§ EXERCISE
Gather every line of the listing below that contains the string "views", treating uppercase and lowercase as distinct.

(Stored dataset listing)
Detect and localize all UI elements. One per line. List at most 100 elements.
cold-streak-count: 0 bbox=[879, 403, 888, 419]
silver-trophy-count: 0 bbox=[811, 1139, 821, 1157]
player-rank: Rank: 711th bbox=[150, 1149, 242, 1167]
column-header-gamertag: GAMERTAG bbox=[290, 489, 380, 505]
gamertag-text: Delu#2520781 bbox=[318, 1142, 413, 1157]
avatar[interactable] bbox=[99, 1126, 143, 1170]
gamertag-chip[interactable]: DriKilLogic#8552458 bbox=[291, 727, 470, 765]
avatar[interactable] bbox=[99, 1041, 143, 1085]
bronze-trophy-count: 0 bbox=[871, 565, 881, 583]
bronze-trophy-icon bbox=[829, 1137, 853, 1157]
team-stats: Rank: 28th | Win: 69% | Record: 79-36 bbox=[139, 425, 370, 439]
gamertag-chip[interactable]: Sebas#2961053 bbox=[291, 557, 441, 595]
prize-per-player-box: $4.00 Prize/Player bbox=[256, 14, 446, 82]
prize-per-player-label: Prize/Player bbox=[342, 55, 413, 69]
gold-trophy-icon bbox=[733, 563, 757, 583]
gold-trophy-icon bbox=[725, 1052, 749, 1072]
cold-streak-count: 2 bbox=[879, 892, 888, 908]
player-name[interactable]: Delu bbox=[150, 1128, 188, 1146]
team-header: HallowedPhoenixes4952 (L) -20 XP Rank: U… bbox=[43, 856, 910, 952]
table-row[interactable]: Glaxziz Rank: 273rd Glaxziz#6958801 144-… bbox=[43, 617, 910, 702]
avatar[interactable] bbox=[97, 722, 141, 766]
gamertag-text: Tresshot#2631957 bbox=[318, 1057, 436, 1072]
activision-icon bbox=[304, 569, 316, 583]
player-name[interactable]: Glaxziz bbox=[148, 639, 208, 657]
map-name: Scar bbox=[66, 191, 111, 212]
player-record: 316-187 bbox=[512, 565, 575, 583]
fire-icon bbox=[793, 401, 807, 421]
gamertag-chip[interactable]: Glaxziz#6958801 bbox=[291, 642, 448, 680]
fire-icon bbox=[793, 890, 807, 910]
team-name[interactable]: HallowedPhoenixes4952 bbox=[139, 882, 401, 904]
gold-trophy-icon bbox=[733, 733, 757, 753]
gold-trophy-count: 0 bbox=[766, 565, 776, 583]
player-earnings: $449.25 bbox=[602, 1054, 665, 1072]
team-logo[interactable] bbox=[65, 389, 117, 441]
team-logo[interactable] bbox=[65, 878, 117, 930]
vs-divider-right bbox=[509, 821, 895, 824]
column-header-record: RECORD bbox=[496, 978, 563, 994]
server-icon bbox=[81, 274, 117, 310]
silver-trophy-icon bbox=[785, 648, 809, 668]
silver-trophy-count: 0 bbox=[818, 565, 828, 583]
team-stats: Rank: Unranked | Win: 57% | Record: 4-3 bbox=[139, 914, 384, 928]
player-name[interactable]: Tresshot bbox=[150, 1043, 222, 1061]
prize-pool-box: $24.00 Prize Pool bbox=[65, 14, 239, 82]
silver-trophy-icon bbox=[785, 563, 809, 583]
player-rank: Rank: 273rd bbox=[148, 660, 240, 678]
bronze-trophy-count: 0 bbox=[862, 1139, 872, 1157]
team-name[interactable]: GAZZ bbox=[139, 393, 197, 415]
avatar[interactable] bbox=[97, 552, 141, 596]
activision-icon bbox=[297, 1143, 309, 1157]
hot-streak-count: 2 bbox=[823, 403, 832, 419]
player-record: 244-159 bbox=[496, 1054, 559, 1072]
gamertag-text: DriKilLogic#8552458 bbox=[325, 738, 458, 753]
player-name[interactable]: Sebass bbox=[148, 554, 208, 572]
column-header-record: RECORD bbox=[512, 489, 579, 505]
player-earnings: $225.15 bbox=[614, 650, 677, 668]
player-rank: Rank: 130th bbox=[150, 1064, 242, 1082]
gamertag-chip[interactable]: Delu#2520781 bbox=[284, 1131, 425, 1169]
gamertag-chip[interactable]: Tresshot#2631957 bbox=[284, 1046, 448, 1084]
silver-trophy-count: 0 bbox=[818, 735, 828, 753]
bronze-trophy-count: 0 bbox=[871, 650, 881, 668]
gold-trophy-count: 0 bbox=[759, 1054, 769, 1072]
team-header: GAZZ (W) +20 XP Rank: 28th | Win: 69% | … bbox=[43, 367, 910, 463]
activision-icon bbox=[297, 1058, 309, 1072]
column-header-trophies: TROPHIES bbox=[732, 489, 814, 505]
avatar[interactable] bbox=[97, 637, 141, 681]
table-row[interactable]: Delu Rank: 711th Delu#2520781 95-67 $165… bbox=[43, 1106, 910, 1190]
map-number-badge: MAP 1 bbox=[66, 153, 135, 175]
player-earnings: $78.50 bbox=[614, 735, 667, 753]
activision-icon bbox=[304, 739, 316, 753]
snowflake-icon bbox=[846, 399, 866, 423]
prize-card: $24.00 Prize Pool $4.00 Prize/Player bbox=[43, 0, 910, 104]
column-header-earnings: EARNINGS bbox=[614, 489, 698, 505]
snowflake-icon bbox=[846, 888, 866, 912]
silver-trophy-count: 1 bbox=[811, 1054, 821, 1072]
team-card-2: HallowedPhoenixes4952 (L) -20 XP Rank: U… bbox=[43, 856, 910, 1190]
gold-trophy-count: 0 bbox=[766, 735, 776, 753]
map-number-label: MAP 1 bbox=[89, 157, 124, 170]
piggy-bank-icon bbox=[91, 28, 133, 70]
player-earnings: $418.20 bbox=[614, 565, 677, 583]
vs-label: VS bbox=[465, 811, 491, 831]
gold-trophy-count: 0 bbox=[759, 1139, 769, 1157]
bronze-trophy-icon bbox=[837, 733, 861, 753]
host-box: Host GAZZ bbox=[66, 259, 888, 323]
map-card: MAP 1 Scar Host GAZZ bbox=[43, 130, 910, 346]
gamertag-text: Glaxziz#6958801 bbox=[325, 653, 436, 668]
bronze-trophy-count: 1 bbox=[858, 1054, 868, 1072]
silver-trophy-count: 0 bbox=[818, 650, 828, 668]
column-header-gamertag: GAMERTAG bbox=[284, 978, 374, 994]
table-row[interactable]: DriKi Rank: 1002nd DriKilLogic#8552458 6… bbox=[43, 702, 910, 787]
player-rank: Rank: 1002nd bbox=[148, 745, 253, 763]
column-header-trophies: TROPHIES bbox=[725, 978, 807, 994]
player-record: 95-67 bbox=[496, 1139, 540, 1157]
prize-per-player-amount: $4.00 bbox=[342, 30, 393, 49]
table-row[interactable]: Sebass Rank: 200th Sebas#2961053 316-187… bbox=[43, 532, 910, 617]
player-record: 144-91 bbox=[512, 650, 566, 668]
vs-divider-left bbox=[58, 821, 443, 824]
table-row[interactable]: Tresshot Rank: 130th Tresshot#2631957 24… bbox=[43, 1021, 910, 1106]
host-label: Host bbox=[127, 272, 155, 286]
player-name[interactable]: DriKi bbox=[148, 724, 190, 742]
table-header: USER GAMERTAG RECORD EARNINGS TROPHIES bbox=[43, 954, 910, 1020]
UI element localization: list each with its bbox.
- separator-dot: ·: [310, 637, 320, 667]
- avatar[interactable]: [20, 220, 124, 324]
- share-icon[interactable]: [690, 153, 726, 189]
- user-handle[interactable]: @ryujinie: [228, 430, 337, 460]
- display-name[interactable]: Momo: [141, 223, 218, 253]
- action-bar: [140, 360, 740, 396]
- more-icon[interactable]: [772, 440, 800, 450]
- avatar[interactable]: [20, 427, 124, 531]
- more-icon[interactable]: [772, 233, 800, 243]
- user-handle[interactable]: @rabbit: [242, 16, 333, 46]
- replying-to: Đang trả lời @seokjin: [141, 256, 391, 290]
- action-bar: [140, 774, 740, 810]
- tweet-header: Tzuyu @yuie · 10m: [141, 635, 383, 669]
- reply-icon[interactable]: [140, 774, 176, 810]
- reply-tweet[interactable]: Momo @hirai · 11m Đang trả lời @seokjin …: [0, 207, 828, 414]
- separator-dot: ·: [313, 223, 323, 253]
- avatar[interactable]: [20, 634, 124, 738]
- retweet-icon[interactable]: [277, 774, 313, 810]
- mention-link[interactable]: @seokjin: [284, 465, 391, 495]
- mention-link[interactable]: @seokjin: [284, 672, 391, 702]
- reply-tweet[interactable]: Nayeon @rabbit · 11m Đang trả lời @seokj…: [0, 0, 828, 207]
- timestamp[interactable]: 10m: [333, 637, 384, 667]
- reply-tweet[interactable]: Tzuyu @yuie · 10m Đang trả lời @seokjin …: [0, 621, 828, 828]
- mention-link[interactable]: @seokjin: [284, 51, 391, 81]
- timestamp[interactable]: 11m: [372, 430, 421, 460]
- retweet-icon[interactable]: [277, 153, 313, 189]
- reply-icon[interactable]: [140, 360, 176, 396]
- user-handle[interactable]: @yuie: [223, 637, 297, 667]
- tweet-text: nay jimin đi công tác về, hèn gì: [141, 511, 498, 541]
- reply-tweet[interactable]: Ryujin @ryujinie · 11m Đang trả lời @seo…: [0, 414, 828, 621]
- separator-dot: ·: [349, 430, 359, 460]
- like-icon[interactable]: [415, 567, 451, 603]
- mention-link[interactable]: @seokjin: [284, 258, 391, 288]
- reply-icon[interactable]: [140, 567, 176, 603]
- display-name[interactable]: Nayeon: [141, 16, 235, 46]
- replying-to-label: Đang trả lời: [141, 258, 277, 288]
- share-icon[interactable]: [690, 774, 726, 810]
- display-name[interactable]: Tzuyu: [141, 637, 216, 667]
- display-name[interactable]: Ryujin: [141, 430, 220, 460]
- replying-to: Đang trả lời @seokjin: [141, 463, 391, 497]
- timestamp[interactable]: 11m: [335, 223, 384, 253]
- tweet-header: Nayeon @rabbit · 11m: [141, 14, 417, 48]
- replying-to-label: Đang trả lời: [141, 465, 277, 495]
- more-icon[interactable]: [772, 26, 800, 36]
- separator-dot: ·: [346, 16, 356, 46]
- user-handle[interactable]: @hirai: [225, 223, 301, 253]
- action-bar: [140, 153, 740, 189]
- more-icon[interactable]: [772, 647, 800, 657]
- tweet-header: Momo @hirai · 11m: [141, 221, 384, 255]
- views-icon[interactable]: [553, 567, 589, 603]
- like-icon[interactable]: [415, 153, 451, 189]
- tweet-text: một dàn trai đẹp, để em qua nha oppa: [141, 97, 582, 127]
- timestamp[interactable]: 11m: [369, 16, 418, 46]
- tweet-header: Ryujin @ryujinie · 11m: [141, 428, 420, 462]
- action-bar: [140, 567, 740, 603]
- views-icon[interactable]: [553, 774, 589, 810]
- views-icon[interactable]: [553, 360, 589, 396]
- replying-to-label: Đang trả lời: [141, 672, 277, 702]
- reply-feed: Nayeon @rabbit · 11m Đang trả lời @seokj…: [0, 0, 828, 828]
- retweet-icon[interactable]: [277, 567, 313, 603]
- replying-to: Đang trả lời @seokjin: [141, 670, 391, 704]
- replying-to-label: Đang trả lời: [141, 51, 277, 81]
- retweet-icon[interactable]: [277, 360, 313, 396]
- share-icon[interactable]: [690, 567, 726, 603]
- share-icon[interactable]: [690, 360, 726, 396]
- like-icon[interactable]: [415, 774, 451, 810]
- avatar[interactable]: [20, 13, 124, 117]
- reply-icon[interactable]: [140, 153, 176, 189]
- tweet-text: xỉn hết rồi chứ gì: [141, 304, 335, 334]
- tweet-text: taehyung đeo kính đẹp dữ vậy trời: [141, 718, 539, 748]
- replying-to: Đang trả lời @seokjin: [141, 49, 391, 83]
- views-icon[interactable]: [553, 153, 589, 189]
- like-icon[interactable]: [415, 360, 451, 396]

§ CORRECT RESPONSE
- views-icon[interactable]: [553, 567, 589, 603]
- views-icon[interactable]: [553, 774, 589, 810]
- views-icon[interactable]: [553, 360, 589, 396]
- views-icon[interactable]: [553, 153, 589, 189]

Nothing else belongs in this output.